-- Begin Material supplied --

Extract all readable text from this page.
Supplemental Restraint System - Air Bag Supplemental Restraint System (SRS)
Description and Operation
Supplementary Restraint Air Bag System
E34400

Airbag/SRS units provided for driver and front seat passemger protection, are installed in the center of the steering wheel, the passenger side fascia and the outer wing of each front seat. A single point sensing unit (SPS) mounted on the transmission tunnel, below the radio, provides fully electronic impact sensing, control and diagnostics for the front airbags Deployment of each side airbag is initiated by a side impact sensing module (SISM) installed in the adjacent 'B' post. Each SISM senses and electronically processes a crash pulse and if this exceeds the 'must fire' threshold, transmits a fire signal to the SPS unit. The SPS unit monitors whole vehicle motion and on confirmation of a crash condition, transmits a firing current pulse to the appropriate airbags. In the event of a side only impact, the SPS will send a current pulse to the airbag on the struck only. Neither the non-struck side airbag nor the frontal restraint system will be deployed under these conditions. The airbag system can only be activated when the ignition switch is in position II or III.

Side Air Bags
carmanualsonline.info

-- End Material supplied --
-- Begin Material supplied --

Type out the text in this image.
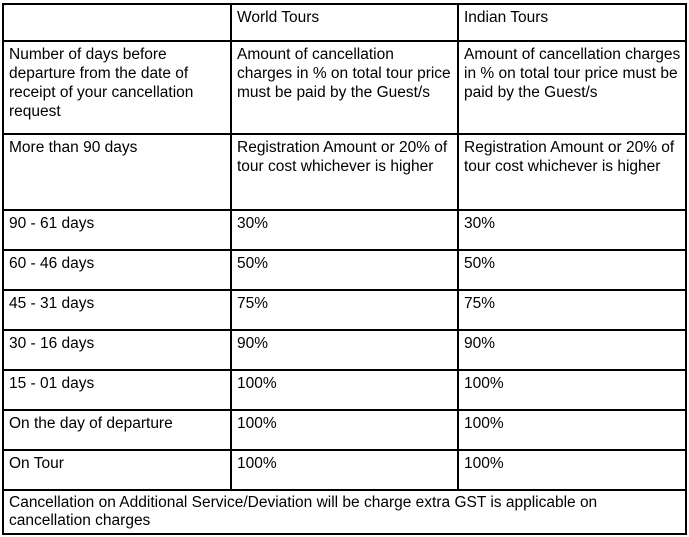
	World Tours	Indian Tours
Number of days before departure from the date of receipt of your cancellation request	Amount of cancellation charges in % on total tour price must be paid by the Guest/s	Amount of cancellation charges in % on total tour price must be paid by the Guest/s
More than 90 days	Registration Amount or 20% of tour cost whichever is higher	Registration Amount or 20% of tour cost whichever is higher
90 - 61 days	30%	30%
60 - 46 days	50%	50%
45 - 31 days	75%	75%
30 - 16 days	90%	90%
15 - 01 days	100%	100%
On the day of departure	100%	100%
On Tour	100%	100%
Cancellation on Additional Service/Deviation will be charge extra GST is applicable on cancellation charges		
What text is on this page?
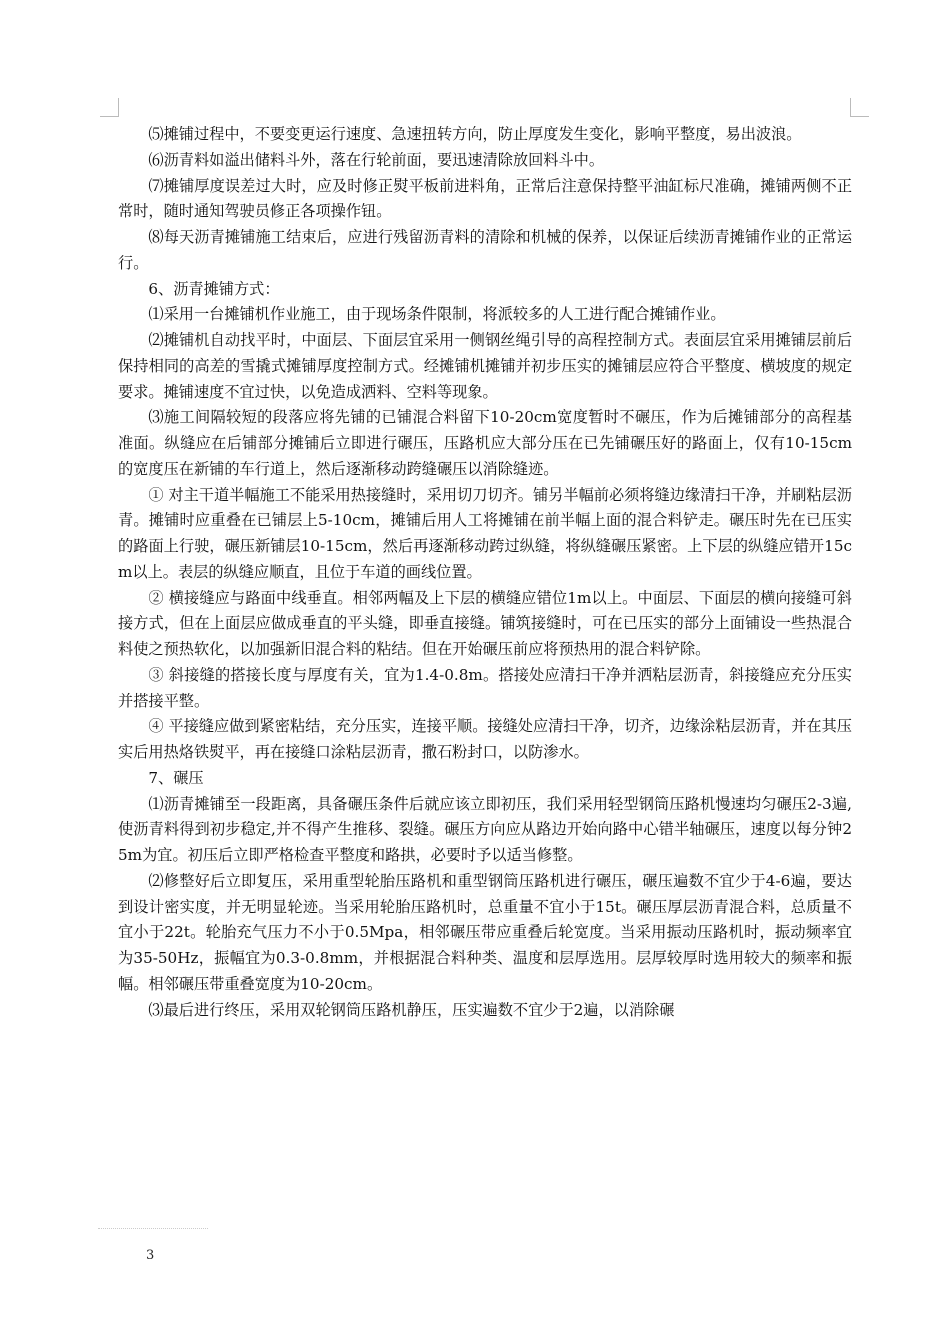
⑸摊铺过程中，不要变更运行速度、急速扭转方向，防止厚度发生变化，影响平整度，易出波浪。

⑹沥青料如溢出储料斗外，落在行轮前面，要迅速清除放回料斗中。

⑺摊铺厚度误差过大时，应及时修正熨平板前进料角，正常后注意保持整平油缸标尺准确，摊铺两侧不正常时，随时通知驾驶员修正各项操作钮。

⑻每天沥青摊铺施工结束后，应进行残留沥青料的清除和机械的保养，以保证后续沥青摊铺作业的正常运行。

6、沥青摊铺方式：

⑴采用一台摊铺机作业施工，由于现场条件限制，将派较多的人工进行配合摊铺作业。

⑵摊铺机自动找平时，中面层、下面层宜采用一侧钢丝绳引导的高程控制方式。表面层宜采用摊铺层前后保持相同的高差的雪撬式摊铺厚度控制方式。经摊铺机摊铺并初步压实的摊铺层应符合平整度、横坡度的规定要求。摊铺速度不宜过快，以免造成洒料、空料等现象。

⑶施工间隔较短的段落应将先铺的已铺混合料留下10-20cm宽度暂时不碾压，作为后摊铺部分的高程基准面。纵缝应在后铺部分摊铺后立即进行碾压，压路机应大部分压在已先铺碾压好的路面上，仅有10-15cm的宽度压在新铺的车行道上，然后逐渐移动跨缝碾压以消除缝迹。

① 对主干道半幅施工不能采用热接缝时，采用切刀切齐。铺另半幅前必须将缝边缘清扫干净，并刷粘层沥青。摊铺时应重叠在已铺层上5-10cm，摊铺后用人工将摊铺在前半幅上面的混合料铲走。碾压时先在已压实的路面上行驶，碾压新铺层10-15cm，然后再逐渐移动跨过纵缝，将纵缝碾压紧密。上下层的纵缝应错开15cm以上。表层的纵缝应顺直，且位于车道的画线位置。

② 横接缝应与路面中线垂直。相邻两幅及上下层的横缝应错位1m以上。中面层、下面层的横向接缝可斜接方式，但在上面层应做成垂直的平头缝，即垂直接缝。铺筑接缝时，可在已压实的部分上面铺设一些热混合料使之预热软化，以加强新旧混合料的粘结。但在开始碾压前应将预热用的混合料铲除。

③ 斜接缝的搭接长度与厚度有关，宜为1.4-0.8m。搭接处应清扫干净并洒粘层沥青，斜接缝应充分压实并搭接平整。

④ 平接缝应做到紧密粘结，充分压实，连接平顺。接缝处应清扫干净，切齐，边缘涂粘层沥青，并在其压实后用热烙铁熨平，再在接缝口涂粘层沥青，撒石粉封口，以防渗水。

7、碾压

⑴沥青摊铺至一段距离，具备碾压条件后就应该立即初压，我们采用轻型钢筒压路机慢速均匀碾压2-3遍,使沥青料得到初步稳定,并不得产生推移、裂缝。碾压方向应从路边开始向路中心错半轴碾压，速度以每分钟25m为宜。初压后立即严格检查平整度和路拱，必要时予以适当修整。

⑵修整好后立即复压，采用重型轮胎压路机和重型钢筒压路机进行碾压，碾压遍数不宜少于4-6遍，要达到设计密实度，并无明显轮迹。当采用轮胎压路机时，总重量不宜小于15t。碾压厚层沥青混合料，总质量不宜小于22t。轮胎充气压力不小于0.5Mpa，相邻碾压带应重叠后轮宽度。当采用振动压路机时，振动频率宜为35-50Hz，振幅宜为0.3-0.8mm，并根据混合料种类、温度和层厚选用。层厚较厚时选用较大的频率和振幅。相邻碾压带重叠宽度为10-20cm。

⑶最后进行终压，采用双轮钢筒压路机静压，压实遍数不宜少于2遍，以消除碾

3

-- End Material supplied --

To do:
From the entries above, extract each line containing "days".

Written solution:
Number of days before departure from the date of receipt of your cancellation request	Amount of cancellation charges in % on total tour price must be paid by the Guest/s	Amount of cancellation charges in % on total tour price must be paid by the Guest/s
More than 90 days	Registration Amount or 20% of tour cost whichever is higher	Registration Amount or 20% of tour cost whichever is higher
90 - 61 days	30%	30%
60 - 46 days	50%	50%
45 - 31 days	75%	75%
30 - 16 days	90%	90%
15 - 01 days	100%	100%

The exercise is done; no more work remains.